-- START --

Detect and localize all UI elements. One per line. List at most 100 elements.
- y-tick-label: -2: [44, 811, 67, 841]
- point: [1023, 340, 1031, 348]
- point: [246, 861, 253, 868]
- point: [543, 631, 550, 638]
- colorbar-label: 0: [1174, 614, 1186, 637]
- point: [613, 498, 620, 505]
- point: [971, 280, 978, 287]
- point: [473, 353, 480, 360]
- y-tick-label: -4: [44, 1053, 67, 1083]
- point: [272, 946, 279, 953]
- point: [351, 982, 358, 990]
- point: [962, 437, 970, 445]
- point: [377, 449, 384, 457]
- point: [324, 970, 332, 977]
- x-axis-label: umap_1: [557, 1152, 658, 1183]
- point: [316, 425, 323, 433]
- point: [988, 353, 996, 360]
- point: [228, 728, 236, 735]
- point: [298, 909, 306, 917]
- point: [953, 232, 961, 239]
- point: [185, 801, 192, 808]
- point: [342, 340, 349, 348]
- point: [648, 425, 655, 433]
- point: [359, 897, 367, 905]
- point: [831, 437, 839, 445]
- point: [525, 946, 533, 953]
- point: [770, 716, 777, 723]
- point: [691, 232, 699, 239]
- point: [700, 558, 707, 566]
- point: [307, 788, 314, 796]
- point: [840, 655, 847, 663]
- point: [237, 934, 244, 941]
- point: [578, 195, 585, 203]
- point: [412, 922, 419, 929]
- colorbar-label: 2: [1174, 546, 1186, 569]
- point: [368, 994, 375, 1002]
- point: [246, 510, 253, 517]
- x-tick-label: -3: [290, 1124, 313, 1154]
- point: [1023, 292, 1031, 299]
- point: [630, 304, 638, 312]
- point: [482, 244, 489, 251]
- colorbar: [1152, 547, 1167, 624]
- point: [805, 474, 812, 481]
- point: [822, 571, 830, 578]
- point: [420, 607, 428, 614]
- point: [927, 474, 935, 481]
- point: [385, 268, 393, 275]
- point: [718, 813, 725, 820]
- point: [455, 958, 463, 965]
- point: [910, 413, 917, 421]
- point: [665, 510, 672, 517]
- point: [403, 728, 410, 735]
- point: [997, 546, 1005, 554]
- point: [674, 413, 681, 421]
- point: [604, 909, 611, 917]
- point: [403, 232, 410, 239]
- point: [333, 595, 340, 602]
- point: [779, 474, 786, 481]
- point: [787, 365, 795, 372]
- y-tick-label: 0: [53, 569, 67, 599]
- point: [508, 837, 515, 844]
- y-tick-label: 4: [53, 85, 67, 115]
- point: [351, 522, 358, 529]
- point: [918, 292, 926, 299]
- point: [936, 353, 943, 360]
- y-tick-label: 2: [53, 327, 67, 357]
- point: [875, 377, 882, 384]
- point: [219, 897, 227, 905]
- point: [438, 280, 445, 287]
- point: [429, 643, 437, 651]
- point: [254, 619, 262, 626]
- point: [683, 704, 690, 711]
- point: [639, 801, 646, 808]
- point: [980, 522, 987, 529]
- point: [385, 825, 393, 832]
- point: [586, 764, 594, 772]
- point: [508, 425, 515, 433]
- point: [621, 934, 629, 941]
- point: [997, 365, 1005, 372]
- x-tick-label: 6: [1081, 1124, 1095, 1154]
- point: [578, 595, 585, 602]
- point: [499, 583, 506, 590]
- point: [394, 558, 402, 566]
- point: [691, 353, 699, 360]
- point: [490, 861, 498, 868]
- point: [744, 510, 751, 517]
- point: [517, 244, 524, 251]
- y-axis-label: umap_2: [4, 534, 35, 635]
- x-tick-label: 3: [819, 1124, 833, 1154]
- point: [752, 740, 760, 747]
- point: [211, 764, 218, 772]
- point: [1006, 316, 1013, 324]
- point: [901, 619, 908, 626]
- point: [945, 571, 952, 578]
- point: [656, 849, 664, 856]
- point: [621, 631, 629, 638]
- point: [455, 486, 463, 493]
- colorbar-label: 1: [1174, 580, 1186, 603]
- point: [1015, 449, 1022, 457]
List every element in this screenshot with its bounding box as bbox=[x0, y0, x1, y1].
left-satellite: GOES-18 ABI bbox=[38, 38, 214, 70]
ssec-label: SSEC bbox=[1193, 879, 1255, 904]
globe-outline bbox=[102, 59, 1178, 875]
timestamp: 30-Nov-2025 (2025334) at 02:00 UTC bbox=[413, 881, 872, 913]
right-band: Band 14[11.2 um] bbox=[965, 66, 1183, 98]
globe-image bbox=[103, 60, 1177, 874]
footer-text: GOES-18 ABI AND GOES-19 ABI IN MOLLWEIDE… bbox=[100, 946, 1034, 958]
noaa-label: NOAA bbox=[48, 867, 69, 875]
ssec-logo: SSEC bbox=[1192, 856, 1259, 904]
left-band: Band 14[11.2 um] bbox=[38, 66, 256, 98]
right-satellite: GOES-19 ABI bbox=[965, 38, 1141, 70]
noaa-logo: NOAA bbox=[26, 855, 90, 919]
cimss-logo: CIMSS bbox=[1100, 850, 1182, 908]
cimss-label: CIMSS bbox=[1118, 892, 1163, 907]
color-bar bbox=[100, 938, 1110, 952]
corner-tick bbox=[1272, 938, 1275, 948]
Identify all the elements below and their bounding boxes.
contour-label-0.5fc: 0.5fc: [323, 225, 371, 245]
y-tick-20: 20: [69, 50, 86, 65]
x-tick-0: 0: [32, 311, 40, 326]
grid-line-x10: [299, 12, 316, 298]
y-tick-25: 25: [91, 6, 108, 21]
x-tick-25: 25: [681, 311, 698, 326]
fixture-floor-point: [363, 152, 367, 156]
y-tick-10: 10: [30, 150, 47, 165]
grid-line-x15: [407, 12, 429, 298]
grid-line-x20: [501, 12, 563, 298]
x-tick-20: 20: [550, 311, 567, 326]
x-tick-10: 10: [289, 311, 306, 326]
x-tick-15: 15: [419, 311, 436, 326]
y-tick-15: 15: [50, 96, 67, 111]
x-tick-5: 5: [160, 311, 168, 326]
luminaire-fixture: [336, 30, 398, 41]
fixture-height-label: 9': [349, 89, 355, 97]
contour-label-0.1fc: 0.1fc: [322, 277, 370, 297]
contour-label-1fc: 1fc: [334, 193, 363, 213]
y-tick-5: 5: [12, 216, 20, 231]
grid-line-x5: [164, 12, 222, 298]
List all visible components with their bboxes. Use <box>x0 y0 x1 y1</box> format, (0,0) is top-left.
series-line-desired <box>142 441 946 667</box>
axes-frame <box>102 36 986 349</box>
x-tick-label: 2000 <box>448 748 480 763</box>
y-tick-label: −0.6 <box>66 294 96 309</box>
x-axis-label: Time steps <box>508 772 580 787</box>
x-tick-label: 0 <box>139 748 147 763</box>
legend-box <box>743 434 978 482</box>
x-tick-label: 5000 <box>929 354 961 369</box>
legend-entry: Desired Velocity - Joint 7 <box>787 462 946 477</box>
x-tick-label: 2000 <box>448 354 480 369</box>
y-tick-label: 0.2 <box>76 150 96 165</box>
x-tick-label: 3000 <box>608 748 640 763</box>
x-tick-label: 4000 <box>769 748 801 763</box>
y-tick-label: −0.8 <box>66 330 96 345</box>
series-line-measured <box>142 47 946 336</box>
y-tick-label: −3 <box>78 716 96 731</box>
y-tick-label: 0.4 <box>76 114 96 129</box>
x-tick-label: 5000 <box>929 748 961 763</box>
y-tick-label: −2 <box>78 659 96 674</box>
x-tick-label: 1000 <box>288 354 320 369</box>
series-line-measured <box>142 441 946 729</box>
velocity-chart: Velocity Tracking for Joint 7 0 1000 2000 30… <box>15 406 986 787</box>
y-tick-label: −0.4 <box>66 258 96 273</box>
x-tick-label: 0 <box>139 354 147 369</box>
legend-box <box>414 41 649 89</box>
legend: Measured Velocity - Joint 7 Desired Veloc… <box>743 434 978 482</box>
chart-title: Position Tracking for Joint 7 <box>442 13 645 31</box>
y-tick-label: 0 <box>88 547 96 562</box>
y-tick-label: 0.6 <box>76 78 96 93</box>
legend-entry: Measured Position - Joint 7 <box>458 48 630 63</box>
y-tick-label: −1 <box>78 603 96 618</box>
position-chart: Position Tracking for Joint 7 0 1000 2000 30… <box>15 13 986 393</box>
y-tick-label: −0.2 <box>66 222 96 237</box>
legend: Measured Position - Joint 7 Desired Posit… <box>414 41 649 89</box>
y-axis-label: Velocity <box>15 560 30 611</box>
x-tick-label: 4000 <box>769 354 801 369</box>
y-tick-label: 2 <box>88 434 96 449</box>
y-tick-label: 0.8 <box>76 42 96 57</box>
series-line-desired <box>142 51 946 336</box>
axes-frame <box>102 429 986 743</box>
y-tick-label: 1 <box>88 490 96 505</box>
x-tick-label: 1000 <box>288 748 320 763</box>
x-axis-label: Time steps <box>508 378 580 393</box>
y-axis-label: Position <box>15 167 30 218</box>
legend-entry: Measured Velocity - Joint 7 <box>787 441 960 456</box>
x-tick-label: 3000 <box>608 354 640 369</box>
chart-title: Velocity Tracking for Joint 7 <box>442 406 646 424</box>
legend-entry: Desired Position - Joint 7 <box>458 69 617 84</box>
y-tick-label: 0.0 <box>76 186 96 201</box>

-- END --

Challenge. Give the lines from the start of the records through the line containing "- point: [246, 510, 253, 517]" as a Markdown table with the columns n and Line, leaving out blank lines.

The output.
| n | Line |
|---|---|
| 1 | Detect and localize all UI elements. One per line. List at most 100 elements. |
| 2 | - y-tick-label: -2: [44, 811, 67, 841] |
| 3 | - point: [1023, 340, 1031, 348] |
| 4 | - point: [246, 861, 253, 868] |
| 5 | - point: [543, 631, 550, 638] |
| 6 | - colorbar-label: 0: [1174, 614, 1186, 637] |
| 7 | - point: [613, 498, 620, 505] |
| 8 | - point: [971, 280, 978, 287] |
| 9 | - point: [473, 353, 480, 360] |
| 10 | - y-tick-label: -4: [44, 1053, 67, 1083] |
| 11 | - point: [272, 946, 279, 953] |
| 12 | - point: [351, 982, 358, 990] |
| 13 | - point: [962, 437, 970, 445] |
| 14 | - point: [377, 449, 384, 457] |
| 15 | - point: [324, 970, 332, 977] |
| 16 | - x-axis-label: umap_1: [557, 1152, 658, 1183] |
| 17 | - point: [316, 425, 323, 433] |
| 18 | - point: [988, 353, 996, 360] |
| 19 | - point: [228, 728, 236, 735] |
| 20 | - point: [298, 909, 306, 917] |
| 21 | - point: [953, 232, 961, 239] |
| 22 | - point: [185, 801, 192, 808] |
| 23 | - point: [342, 340, 349, 348] |
| 24 | - point: [648, 425, 655, 433] |
| 25 | - point: [359, 897, 367, 905] |
| 26 | - point: [831, 437, 839, 445] |
| 27 | - point: [525, 946, 533, 953] |
| 28 | - point: [770, 716, 777, 723] |
| 29 | - point: [691, 232, 699, 239] |
| 30 | - point: [700, 558, 707, 566] |
| 31 | - point: [307, 788, 314, 796] |
| 32 | - point: [840, 655, 847, 663] |
| 33 | - point: [237, 934, 244, 941] |
| 34 | - point: [578, 195, 585, 203] |
| 35 | - point: [412, 922, 419, 929] |
| 36 | - colorbar-label: 2: [1174, 546, 1186, 569] |
| 37 | - point: [368, 994, 375, 1002] |
| 38 | - point: [246, 510, 253, 517] |